→ Prompt: Collect all the lines that mention the word "type".

---

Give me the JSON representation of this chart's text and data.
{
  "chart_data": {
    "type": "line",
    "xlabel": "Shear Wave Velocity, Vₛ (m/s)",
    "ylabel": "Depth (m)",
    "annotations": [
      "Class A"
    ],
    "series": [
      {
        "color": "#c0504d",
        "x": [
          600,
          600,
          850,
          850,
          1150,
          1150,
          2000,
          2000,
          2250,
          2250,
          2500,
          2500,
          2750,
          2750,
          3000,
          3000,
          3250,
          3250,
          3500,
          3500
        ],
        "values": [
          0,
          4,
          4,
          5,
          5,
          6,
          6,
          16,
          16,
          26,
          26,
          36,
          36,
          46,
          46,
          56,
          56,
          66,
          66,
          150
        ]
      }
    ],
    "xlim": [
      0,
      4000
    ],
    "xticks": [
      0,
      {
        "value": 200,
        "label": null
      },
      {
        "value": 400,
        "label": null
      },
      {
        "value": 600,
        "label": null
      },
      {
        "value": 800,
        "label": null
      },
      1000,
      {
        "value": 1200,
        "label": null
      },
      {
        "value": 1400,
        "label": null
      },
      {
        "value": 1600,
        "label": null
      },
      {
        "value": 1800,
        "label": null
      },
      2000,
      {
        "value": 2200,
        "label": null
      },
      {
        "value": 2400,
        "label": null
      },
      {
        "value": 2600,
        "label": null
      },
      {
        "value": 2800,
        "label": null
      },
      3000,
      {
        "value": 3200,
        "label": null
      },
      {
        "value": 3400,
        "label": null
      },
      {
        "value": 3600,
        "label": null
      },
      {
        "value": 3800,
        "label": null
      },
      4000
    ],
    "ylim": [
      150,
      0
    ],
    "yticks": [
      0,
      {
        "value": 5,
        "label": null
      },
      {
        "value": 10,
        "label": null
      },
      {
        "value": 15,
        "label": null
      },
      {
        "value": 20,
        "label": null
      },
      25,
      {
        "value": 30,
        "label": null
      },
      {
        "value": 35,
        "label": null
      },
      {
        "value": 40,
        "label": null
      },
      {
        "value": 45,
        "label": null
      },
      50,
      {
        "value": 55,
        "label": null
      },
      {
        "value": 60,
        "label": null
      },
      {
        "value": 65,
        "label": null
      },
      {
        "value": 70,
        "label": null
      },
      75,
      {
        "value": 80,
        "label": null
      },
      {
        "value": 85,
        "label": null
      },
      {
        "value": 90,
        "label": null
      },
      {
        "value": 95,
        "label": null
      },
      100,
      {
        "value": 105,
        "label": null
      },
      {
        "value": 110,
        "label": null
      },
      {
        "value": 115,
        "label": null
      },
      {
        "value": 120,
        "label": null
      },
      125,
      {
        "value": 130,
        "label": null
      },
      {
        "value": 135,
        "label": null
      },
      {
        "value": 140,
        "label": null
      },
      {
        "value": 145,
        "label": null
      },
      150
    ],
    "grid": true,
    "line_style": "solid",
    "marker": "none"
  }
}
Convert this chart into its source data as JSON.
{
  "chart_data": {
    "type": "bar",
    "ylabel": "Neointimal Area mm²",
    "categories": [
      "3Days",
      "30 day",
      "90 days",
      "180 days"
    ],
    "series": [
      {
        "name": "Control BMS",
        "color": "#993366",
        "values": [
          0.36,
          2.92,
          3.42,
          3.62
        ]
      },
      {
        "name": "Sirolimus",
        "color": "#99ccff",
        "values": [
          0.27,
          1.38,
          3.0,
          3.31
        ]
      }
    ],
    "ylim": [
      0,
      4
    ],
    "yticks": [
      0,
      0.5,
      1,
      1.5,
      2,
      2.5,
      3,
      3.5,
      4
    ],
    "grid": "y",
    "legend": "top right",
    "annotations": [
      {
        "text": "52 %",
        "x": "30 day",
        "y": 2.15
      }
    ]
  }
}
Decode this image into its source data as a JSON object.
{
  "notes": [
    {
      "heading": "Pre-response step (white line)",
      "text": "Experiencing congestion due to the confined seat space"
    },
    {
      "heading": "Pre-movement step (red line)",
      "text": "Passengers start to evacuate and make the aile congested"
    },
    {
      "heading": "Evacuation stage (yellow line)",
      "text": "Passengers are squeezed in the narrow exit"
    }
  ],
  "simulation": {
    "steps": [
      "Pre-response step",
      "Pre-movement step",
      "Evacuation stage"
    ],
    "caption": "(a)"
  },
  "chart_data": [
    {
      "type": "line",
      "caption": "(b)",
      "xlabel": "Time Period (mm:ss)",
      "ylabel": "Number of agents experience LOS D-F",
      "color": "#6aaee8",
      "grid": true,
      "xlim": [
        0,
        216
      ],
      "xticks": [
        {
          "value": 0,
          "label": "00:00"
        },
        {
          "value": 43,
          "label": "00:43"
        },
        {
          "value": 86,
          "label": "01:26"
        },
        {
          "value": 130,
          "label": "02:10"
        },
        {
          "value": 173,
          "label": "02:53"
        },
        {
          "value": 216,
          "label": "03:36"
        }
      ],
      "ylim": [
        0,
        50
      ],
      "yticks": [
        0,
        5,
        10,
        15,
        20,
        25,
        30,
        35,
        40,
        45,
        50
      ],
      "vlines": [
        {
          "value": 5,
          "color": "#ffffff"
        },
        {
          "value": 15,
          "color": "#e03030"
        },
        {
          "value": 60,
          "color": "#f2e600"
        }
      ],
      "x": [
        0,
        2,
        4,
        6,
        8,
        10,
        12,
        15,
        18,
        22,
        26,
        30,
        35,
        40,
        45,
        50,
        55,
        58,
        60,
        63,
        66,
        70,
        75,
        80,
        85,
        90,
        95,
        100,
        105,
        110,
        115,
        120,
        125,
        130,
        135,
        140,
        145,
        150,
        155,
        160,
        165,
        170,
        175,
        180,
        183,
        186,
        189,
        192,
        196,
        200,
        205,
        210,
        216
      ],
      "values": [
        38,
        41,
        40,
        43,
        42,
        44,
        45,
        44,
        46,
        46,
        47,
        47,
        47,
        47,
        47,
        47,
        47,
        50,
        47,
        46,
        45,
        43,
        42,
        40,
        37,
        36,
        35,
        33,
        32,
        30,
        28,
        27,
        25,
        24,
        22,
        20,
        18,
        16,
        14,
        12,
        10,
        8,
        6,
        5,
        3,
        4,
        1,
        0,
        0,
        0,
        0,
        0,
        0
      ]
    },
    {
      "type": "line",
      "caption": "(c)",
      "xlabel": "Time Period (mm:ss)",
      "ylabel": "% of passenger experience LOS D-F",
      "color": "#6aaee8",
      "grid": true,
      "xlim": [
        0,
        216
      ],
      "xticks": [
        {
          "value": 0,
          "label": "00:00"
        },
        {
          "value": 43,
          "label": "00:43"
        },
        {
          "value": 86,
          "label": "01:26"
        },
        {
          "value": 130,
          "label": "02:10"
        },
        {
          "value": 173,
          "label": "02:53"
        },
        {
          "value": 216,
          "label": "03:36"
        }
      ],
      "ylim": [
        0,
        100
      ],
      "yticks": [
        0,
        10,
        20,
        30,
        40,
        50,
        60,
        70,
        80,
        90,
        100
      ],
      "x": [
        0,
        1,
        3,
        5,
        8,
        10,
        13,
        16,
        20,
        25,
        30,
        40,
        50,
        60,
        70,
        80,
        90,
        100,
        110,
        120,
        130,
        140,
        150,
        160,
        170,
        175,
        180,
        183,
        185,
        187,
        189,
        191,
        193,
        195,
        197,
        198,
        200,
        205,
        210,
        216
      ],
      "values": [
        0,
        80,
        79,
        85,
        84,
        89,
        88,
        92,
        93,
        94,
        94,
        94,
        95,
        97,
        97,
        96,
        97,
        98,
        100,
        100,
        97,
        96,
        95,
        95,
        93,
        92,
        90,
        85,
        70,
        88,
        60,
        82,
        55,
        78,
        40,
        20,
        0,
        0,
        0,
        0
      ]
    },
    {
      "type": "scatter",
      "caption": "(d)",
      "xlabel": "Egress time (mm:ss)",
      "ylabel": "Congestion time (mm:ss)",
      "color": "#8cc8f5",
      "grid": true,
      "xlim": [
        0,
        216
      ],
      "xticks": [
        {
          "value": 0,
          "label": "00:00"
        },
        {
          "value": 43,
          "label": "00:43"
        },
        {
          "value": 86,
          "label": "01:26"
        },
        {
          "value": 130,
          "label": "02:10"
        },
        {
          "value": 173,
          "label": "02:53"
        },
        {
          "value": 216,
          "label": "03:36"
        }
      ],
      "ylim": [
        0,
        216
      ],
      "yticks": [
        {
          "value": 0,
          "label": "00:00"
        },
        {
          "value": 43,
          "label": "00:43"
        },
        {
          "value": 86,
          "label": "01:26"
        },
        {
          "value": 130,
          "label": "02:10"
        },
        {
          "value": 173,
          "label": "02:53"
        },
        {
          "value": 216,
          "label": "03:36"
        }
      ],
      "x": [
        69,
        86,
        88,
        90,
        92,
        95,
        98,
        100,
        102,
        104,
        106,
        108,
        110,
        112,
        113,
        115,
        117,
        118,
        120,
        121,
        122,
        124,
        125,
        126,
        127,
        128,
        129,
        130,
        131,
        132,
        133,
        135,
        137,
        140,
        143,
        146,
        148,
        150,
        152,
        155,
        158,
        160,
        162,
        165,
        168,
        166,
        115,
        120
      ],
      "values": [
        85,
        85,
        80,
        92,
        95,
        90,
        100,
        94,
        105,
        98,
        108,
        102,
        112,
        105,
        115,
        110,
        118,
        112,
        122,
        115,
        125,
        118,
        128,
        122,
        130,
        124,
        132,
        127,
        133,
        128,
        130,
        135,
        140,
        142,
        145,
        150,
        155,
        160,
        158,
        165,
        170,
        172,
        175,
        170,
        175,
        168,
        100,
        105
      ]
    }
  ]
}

---

→ Final result:
    "type": "line",
    "type": "bar",
      "type": "line",
      "type": "line",
      "type": "scatter",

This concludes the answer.